[BEGIN]

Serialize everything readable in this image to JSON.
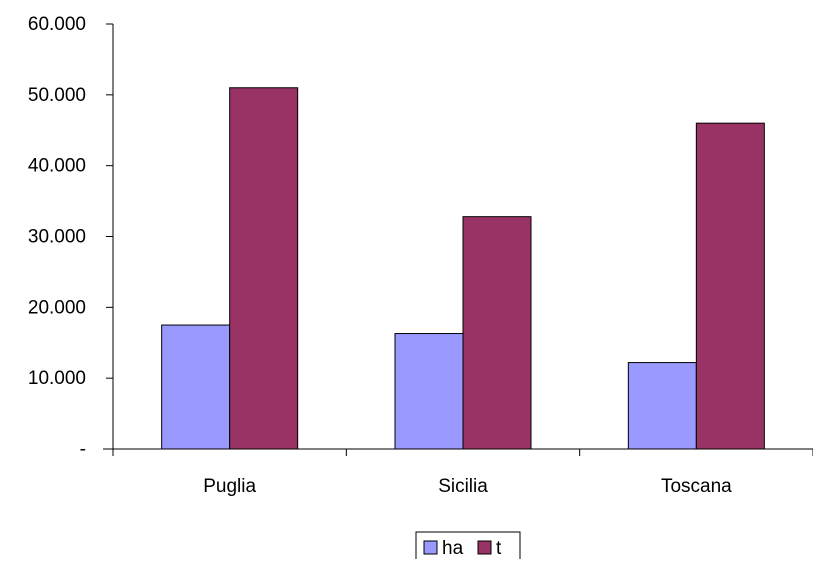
{
  "chart_data": {
    "type": "bar",
    "title": "",
    "xlabel": "",
    "ylabel": "",
    "categories": [
      "Puglia",
      "Sicilia",
      "Toscana"
    ],
    "series": [
      {
        "name": "ha",
        "values": [
          17500,
          16300,
          12200
        ],
        "color": "#9999ff"
      },
      {
        "name": "t",
        "values": [
          51000,
          32800,
          46000
        ],
        "color": "#993366"
      }
    ],
    "ylim": [
      0,
      60000
    ],
    "yticks": [
      0,
      10000,
      20000,
      30000,
      40000,
      50000,
      60000
    ],
    "ytick_labels": [
      "-",
      "10.000",
      "20.000",
      "30.000",
      "40.000",
      "50.000",
      "60.000"
    ],
    "grid": false,
    "legend": "bottom-center"
  }
}
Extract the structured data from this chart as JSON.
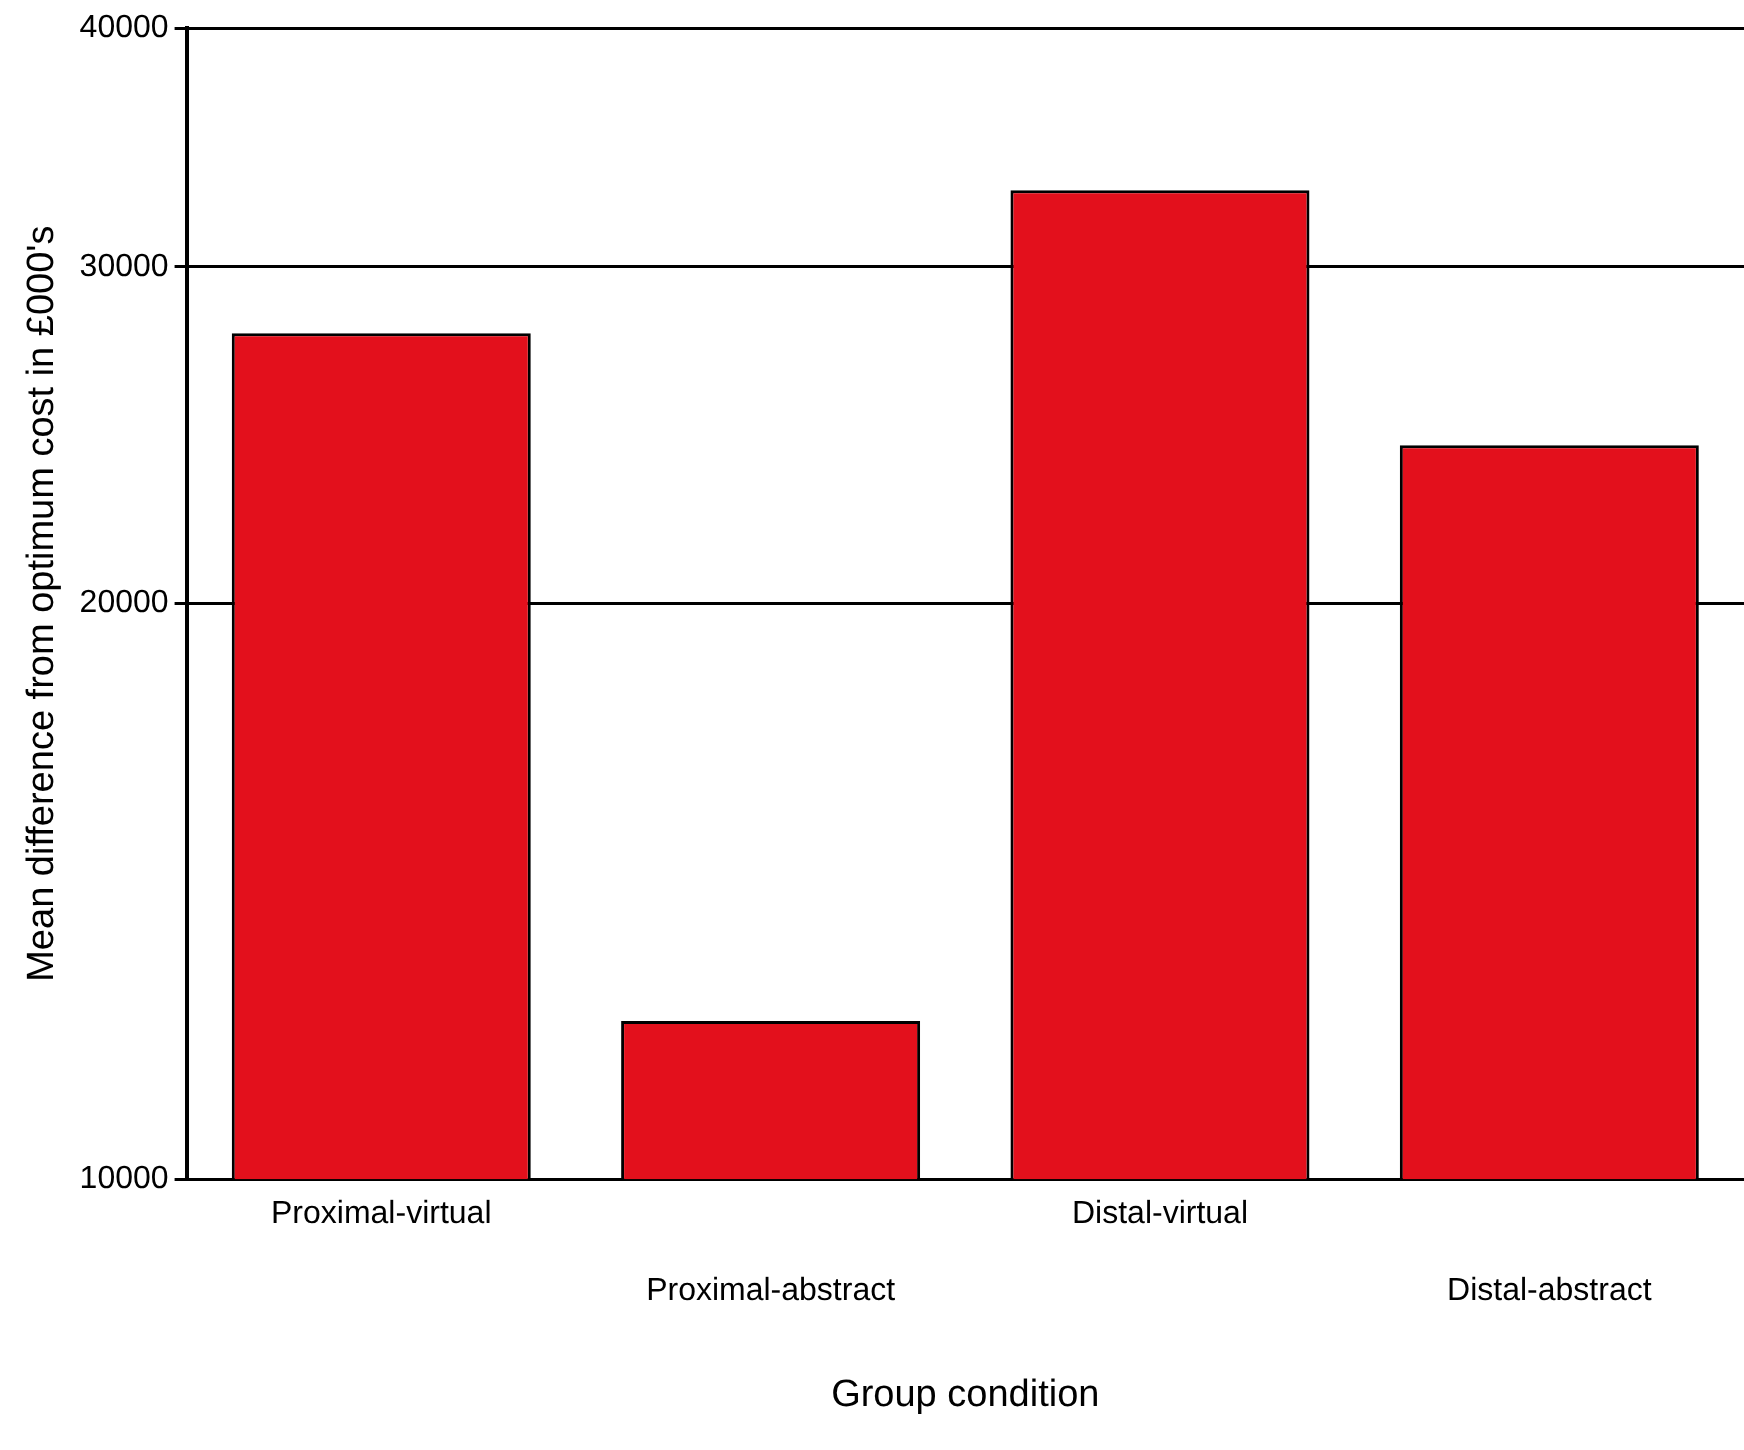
{
  "chart_data": {
    "type": "bar",
    "xlabel": "Group condition",
    "ylabel": "Mean difference from optimum cost in £000's",
    "categories": [
      "Proximal-virtual",
      "Proximal-abstract",
      "Distal-virtual",
      "Distal-abstract"
    ],
    "values": [
      27700,
      12100,
      32900,
      24200
    ],
    "color": "#e3101c",
    "log": "y",
    "ylim": [
      10000,
      40000
    ],
    "yticks": [
      10000,
      20000,
      30000,
      40000
    ],
    "grid": "y",
    "legend": false
  }
}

[END]

▸ **GIVEN EXERCISE**
Here the job is to quote the lines from the one with "Extract the structured" through the end of the material, both included, exactly; please skip the pictures.

▸ **ANSWER IN FULL**
Extract the structured data from this chart as JSON.
{
  "chart_data": {
    "type": "bar",
    "xlabel": "Group condition",
    "ylabel": "Mean difference from optimum cost in £000's",
    "categories": [
      "Proximal-virtual",
      "Proximal-abstract",
      "Distal-virtual",
      "Distal-abstract"
    ],
    "values": [
      27700,
      12100,
      32900,
      24200
    ],
    "color": "#e3101c",
    "log": "y",
    "ylim": [
      10000,
      40000
    ],
    "yticks": [
      10000,
      20000,
      30000,
      40000
    ],
    "grid": "y",
    "legend": false
  }
}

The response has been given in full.